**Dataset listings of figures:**

>> begin

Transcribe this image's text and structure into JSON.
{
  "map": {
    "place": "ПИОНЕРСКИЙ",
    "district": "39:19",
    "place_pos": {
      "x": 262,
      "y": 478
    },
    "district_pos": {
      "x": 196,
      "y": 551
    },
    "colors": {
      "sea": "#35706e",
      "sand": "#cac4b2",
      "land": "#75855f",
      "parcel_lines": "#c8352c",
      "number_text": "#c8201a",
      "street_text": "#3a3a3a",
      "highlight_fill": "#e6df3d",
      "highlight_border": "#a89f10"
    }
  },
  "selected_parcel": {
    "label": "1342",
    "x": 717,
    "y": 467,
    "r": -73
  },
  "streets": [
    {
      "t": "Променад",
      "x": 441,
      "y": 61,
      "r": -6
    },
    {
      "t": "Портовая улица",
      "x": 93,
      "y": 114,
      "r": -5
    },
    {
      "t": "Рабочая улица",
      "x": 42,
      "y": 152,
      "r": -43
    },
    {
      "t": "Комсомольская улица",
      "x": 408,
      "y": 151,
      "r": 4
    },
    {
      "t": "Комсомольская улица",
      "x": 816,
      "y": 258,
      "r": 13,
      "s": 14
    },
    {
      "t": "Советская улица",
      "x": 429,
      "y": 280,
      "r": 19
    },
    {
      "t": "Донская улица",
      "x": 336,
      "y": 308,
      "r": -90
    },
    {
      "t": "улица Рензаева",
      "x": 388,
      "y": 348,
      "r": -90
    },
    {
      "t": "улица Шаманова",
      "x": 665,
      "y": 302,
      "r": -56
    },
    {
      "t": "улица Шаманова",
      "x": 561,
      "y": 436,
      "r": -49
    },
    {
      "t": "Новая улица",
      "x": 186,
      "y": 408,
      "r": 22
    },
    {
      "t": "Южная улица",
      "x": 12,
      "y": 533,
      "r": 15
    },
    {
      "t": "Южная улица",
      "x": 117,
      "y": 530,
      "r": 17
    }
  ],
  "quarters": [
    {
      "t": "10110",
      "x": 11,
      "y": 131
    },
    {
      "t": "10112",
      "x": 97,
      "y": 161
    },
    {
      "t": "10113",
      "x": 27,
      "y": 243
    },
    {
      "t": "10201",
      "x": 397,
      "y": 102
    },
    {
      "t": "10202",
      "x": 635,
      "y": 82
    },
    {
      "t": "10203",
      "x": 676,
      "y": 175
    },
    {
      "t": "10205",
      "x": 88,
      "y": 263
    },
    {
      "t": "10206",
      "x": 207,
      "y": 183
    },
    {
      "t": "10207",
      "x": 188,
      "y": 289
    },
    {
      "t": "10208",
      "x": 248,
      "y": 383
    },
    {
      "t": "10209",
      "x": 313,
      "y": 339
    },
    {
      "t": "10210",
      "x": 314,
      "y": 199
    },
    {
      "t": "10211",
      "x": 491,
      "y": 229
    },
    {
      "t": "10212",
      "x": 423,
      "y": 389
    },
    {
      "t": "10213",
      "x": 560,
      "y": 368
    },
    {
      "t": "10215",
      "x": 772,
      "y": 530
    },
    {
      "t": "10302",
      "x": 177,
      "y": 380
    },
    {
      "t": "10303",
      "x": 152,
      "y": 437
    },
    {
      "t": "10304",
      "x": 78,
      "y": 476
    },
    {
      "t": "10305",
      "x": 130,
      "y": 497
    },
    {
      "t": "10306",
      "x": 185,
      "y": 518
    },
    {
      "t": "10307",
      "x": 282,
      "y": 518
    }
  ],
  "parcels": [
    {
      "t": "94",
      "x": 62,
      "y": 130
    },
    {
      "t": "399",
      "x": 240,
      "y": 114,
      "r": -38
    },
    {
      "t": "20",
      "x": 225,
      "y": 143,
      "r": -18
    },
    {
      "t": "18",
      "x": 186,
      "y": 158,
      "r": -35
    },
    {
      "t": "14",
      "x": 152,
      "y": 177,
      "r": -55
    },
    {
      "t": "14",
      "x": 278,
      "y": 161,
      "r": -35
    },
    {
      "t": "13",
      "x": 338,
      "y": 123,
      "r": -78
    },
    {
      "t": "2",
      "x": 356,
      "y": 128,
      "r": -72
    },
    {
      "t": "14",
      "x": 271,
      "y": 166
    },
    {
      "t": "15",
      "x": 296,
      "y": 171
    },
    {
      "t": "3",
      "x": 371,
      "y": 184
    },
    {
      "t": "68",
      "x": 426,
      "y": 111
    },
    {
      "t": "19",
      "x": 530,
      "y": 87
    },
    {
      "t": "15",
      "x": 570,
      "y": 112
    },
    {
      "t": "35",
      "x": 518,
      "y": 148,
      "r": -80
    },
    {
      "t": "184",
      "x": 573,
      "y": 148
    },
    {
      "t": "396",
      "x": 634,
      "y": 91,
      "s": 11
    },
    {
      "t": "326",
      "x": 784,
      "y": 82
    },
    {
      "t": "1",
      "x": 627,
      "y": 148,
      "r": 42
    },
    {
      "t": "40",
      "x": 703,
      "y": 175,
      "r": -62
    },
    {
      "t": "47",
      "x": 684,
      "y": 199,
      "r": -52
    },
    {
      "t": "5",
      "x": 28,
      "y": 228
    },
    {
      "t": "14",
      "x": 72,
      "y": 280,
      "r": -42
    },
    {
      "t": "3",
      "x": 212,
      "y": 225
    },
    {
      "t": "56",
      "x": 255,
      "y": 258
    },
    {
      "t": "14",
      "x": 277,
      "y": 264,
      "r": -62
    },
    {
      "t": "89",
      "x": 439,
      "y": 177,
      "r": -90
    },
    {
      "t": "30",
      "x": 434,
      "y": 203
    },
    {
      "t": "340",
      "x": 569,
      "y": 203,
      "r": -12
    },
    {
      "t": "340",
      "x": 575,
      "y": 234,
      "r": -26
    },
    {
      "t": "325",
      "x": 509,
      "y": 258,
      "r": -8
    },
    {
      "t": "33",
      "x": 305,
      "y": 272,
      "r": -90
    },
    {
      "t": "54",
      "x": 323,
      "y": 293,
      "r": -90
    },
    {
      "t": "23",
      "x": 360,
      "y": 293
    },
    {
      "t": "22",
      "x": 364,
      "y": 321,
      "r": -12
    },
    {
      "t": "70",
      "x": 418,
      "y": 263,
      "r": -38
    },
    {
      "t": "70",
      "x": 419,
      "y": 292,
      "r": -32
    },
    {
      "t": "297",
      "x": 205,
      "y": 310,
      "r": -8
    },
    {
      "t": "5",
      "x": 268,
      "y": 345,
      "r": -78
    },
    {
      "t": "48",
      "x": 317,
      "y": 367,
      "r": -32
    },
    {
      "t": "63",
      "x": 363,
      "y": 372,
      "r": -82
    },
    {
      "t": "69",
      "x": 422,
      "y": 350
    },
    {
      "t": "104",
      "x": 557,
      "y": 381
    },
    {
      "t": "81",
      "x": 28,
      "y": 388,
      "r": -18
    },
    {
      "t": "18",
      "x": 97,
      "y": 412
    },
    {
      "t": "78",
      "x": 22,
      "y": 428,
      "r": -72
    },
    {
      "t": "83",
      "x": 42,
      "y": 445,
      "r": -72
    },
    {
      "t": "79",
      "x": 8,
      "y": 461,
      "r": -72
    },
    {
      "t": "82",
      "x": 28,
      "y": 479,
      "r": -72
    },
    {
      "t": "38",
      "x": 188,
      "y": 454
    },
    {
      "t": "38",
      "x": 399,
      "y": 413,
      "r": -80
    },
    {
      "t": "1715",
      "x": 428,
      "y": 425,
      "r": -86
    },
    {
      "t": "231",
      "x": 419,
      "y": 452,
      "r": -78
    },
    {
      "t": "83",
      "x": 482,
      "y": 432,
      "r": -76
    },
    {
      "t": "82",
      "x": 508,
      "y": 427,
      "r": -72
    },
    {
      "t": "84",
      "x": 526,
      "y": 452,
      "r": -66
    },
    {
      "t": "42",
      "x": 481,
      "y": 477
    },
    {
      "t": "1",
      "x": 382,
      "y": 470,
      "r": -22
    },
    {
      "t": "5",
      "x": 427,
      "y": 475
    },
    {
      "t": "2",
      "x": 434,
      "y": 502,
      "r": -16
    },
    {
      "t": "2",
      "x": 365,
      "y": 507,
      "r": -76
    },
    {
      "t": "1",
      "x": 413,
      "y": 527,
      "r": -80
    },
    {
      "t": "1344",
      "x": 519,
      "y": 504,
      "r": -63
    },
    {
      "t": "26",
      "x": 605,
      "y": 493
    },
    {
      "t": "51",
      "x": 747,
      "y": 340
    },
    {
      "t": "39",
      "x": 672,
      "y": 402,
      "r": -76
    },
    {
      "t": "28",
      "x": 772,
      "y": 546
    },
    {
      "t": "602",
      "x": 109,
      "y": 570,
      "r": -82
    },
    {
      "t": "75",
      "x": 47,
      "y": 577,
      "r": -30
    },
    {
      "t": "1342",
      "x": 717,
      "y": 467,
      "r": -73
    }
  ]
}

>> end

**WRITTEN REQUEST:** Give every line of the material that includes the string "улица".

**REPLY:**
      "t": "Портовая улица",
      "t": "Рабочая улица",
      "t": "Комсомольская улица",
      "t": "Комсомольская улица",
      "t": "Советская улица",
      "t": "Донская улица",
      "t": "улица Рензаева",
      "t": "улица Шаманова",
      "t": "улица Шаманова",
      "t": "Новая улица",
      "t": "Южная улица",
      "t": "Южная улица",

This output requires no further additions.